** start of Supplied records **

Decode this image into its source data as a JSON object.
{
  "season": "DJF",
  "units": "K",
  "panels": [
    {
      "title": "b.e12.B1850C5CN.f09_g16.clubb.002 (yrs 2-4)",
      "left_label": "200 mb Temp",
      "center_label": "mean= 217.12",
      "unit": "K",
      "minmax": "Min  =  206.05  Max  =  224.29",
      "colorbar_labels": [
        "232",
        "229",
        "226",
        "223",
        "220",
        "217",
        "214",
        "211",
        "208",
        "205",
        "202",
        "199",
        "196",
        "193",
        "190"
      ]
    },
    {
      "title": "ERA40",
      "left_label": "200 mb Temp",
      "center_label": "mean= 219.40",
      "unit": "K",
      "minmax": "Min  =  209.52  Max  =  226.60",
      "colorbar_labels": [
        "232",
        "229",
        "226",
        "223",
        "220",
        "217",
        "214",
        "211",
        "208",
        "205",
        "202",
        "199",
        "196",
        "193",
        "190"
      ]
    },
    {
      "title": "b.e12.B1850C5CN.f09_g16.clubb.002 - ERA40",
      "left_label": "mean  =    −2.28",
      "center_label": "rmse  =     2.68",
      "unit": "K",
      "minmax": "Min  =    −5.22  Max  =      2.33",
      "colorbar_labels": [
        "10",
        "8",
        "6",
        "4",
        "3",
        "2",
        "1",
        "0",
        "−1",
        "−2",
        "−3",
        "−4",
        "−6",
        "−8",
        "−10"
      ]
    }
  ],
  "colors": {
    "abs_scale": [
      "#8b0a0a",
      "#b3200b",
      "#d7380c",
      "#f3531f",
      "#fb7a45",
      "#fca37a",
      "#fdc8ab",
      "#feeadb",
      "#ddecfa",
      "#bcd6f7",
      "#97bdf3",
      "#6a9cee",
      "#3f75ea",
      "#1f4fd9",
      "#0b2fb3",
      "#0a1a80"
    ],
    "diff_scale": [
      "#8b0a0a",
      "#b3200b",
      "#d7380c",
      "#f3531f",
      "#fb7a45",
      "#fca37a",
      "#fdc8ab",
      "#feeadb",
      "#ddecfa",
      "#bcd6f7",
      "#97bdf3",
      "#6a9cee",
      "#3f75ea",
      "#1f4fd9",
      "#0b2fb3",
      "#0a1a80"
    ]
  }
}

** end of Supplied records **

Exercise instructions – From the data above, gather every line that includes the word "title".

Task answer –
      "title": "b.e12.B1850C5CN.f09_g16.clubb.002 (yrs 2-4)",
      "title": "ERA40",
      "title": "b.e12.B1850C5CN.f09_g16.clubb.002 - ERA40",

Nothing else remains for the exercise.